▶ **EXERCISE DESCRIPTION**
Repeat each entry as written and leave the images out of the copy.

▶ **LISTING**
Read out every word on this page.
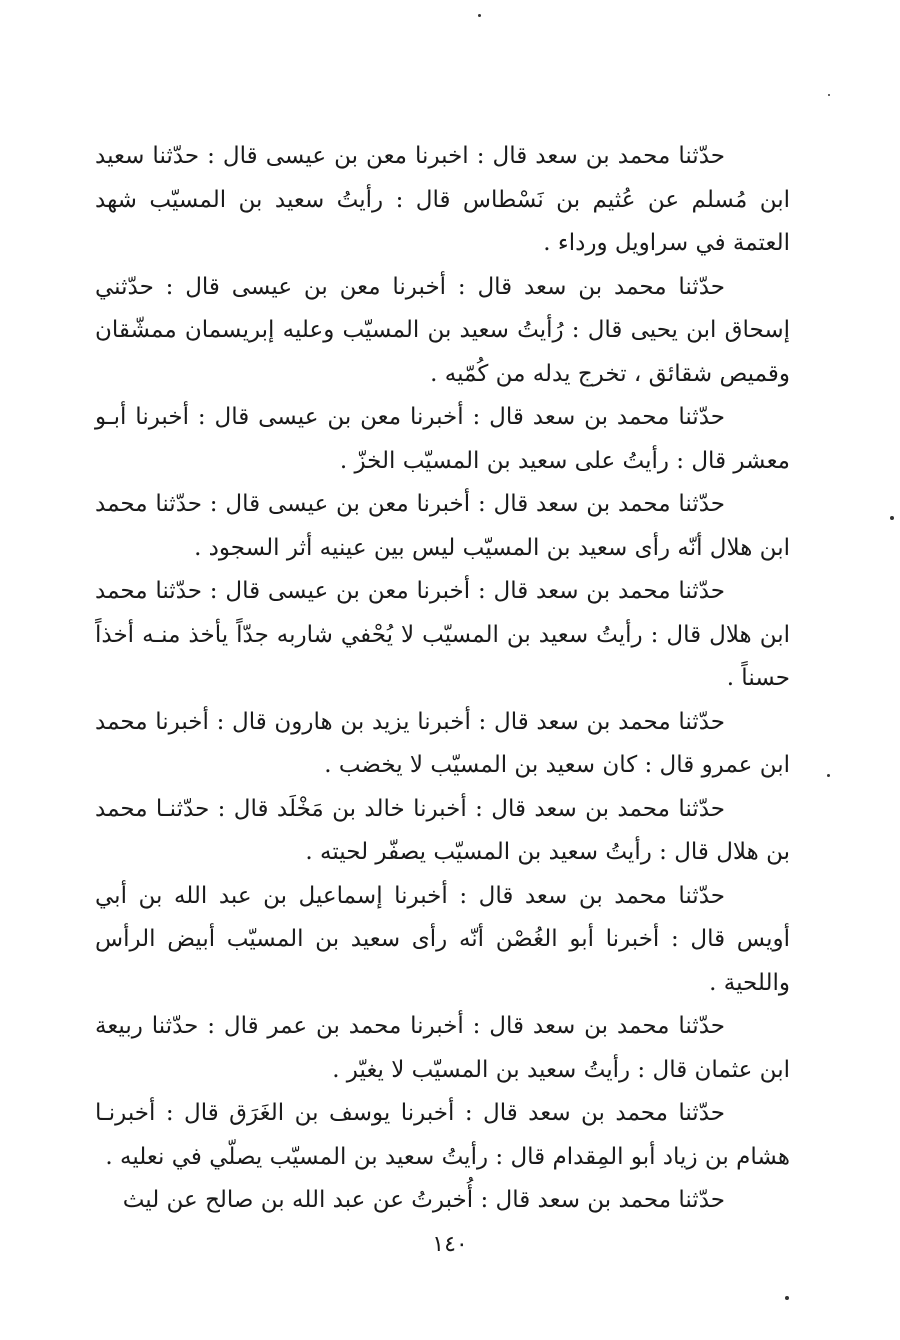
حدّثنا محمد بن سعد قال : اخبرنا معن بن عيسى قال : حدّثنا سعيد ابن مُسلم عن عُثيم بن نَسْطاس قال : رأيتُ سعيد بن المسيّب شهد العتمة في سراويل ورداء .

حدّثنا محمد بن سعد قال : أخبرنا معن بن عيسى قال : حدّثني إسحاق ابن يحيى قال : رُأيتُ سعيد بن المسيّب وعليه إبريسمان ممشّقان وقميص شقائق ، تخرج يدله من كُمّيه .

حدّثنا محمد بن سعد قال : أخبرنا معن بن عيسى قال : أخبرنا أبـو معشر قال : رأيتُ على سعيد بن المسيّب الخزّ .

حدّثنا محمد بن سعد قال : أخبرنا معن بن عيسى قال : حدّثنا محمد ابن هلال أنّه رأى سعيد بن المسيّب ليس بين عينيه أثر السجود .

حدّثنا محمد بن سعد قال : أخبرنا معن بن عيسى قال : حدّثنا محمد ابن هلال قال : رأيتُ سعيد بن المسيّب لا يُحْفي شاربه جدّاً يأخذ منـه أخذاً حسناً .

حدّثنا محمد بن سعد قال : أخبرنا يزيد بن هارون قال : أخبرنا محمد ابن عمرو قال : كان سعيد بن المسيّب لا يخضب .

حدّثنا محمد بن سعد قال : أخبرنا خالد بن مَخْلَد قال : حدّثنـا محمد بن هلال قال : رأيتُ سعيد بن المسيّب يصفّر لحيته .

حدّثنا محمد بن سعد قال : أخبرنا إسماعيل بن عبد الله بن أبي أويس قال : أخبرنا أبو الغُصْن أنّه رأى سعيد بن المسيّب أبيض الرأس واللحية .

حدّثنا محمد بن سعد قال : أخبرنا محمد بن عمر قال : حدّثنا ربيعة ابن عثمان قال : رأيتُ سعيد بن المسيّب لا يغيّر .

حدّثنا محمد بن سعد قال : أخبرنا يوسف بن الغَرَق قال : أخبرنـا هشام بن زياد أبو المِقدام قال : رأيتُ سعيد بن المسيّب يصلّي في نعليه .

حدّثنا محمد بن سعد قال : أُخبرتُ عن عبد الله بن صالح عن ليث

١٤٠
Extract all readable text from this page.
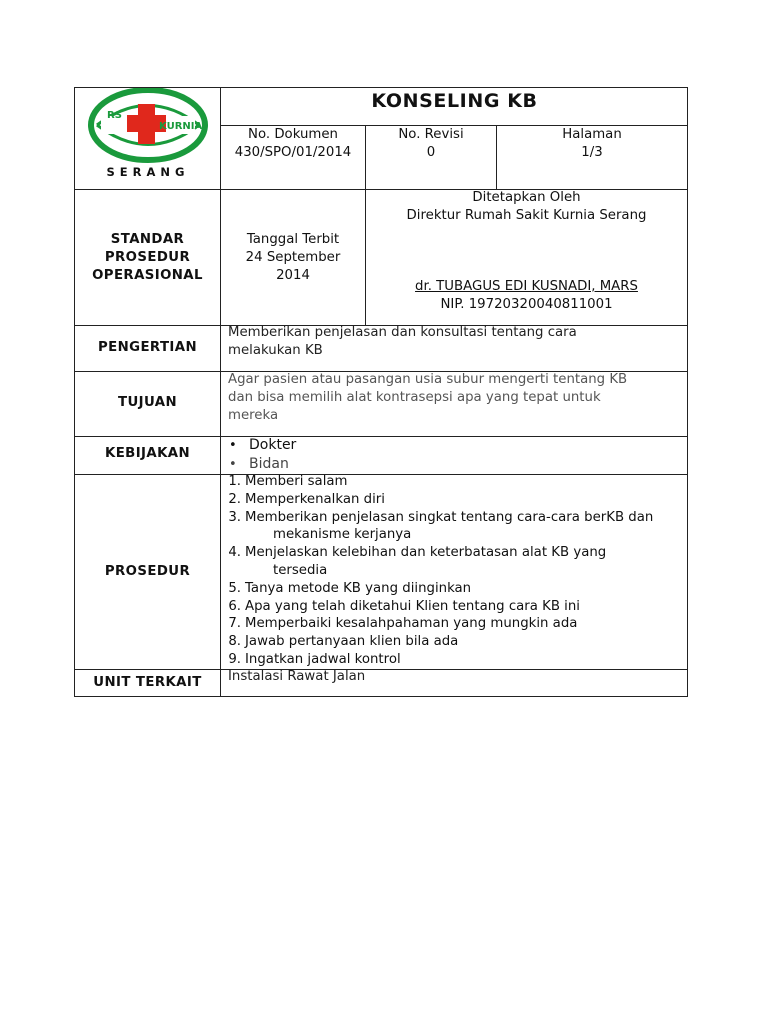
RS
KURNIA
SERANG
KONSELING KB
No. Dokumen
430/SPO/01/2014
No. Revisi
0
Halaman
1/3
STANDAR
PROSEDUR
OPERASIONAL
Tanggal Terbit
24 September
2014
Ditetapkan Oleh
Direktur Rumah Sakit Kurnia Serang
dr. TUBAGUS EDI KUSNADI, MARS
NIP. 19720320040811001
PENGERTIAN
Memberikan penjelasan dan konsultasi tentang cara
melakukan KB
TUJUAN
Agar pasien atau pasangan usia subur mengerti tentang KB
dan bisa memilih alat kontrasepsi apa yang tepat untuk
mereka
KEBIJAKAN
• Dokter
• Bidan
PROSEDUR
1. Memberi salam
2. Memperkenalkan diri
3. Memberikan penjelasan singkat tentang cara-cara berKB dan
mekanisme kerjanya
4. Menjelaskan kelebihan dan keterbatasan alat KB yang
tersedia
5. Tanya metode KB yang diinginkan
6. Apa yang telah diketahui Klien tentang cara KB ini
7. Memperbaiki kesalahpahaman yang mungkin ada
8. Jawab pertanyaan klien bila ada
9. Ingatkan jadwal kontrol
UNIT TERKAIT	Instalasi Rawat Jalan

▶ **EXERCISE ANSWER**
Read out every word on this page.
حدّثنا محمد بن سعد قال : اخبرنا معن بن عيسى قال : حدّثنا سعيد ابن مُسلم عن عُثيم بن نَسْطاس قال : رأيتُ سعيد بن المسيّب شهد العتمة في سراويل ورداء .

حدّثنا محمد بن سعد قال : أخبرنا معن بن عيسى قال : حدّثني إسحاق ابن يحيى قال : رُأيتُ سعيد بن المسيّب وعليه إبريسمان ممشّقان وقميص شقائق ، تخرج يدله من كُمّيه .

حدّثنا محمد بن سعد قال : أخبرنا معن بن عيسى قال : أخبرنا أبـو معشر قال : رأيتُ على سعيد بن المسيّب الخزّ .

حدّثنا محمد بن سعد قال : أخبرنا معن بن عيسى قال : حدّثنا محمد ابن هلال أنّه رأى سعيد بن المسيّب ليس بين عينيه أثر السجود .

حدّثنا محمد بن سعد قال : أخبرنا معن بن عيسى قال : حدّثنا محمد ابن هلال قال : رأيتُ سعيد بن المسيّب لا يُحْفي شاربه جدّاً يأخذ منـه أخذاً حسناً .

حدّثنا محمد بن سعد قال : أخبرنا يزيد بن هارون قال : أخبرنا محمد ابن عمرو قال : كان سعيد بن المسيّب لا يخضب .

حدّثنا محمد بن سعد قال : أخبرنا خالد بن مَخْلَد قال : حدّثنـا محمد بن هلال قال : رأيتُ سعيد بن المسيّب يصفّر لحيته .

حدّثنا محمد بن سعد قال : أخبرنا إسماعيل بن عبد الله بن أبي أويس قال : أخبرنا أبو الغُصْن أنّه رأى سعيد بن المسيّب أبيض الرأس واللحية .

حدّثنا محمد بن سعد قال : أخبرنا محمد بن عمر قال : حدّثنا ربيعة ابن عثمان قال : رأيتُ سعيد بن المسيّب لا يغيّر .

حدّثنا محمد بن سعد قال : أخبرنا يوسف بن الغَرَق قال : أخبرنـا هشام بن زياد أبو المِقدام قال : رأيتُ سعيد بن المسيّب يصلّي في نعليه .

حدّثنا محمد بن سعد قال : أُخبرتُ عن عبد الله بن صالح عن ليث

١٤٠
Extract all readable text from this page.
RS
KURNIA
SERANG
KONSELING KB
No. Dokumen
430/SPO/01/2014
No. Revisi
0
Halaman
1/3
STANDAR
PROSEDUR
OPERASIONAL
Tanggal Terbit
24 September
2014
Ditetapkan Oleh
Direktur Rumah Sakit Kurnia Serang
dr. TUBAGUS EDI KUSNADI, MARS
NIP. 19720320040811001
PENGERTIAN
Memberikan penjelasan dan konsultasi tentang cara
melakukan KB
TUJUAN
Agar pasien atau pasangan usia subur mengerti tentang KB
dan bisa memilih alat kontrasepsi apa yang tepat untuk
mereka
KEBIJAKAN
• Dokter
• Bidan
PROSEDUR
1. Memberi salam
2. Memperkenalkan diri
3. Memberikan penjelasan singkat tentang cara-cara berKB dan
mekanisme kerjanya
4. Menjelaskan kelebihan dan keterbatasan alat KB yang
tersedia
5. Tanya metode KB yang diinginkan
6. Apa yang telah diketahui Klien tentang cara KB ini
7. Memperbaiki kesalahpahaman yang mungkin ada
8. Jawab pertanyaan klien bila ada
9. Ingatkan jadwal kontrol
UNIT TERKAIT	Instalasi Rawat Jalan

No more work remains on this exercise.